May 9, 2006 cameron

The Napoleon Bonaparte Podcast #5 – The Army of Italy (part one)

Napoleon is made Commander-In-Chief of the Army of France in Italy by Paul Barras in March 1796 (one week before he married Josephine). A couple of days later, he leaves to join his new command.

In this episode, we talk about:

Building a winning army

  • His key team Berthier, Murat
  • The generals he inherited, Massena, Augereau, how he got them onside
  • The army he inheried the condition they were in, their track record to date
  • How he inspired the troops
  • Who he was fighting and why
  • The first victory Montenotte
  • The lesson of Dego
  • The victory at Mondovi and the Armistice of Cherasco, his first peace treaty
  • And that was all in the first month!

Strategy

  •  guess this is a good time to start talking about the major recurrent themes in Napoleon’s strategy.

------------

■ **What to do**:
In the podcast episode description, who made Napoleon Commander-In-Chief of the Army of France in Italy?

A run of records
------------

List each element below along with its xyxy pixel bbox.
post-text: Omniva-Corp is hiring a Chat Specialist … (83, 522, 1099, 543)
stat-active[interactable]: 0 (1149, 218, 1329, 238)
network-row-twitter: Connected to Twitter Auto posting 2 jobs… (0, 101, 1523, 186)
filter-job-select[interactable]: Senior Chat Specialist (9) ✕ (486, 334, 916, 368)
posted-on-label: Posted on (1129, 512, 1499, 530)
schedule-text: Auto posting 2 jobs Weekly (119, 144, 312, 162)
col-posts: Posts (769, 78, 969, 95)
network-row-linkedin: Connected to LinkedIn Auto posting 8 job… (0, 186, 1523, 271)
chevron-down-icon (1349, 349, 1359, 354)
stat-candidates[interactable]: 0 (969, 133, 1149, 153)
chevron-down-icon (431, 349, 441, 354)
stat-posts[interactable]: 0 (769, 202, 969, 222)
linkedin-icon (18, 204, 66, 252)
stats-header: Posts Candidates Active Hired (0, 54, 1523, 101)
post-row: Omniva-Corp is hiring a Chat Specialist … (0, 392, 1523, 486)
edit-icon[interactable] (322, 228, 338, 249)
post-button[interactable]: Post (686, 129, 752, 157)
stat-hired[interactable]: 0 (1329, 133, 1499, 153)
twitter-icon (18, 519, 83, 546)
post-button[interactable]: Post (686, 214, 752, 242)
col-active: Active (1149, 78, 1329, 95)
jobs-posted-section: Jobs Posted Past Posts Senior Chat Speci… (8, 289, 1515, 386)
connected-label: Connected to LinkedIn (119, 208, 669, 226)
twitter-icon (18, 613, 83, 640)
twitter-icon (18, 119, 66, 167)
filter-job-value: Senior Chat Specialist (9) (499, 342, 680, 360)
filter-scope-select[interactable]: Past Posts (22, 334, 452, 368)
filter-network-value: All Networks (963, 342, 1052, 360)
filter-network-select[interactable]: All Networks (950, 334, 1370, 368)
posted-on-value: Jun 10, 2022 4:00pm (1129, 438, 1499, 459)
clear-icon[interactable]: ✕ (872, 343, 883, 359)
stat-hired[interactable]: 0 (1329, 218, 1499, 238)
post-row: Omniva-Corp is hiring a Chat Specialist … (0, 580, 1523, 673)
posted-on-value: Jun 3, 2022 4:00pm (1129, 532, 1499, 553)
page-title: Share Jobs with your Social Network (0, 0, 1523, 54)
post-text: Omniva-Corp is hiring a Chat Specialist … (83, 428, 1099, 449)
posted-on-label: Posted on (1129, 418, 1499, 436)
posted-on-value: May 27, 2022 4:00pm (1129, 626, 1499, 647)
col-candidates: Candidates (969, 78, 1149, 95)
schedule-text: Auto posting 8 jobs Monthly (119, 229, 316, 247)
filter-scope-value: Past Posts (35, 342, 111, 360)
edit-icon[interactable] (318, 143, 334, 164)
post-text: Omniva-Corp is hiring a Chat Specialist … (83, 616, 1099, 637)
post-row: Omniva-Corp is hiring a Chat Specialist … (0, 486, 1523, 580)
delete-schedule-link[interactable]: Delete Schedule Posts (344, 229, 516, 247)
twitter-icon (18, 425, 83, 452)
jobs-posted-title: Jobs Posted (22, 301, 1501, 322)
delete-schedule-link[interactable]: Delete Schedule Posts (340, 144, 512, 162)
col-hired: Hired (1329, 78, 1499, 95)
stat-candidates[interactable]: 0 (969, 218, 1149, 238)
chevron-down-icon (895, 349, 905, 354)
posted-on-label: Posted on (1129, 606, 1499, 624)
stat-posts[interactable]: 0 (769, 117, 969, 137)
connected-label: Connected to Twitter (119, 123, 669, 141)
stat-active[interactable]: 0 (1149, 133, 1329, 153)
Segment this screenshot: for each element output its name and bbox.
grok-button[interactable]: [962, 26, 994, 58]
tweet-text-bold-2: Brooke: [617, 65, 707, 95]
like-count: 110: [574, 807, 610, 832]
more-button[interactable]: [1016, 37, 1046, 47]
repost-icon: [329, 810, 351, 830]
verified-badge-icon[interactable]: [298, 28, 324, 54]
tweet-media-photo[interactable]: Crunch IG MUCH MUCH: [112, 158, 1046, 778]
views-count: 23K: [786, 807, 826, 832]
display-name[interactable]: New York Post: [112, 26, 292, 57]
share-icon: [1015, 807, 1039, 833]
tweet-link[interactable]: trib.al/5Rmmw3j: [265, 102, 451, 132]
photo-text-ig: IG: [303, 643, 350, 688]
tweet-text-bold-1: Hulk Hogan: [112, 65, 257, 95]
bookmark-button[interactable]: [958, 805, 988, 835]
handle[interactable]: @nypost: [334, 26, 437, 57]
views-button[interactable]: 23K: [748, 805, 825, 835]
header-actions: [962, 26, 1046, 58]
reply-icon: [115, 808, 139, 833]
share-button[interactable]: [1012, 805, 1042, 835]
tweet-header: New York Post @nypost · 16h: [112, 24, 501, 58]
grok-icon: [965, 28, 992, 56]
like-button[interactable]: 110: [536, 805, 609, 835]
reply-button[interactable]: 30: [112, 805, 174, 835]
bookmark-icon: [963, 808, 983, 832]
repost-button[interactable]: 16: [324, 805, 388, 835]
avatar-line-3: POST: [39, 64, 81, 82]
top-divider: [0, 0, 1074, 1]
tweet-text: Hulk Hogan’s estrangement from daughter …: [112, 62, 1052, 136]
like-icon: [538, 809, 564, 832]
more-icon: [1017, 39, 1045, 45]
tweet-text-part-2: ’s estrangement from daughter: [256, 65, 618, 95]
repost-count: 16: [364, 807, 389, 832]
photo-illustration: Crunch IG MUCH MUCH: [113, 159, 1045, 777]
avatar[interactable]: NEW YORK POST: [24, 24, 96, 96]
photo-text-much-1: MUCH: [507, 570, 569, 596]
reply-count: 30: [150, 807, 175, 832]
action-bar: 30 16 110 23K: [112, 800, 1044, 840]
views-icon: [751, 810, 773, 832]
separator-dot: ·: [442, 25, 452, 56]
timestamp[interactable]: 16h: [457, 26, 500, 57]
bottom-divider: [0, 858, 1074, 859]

------------

■ **Response to the task**:
Paul Barras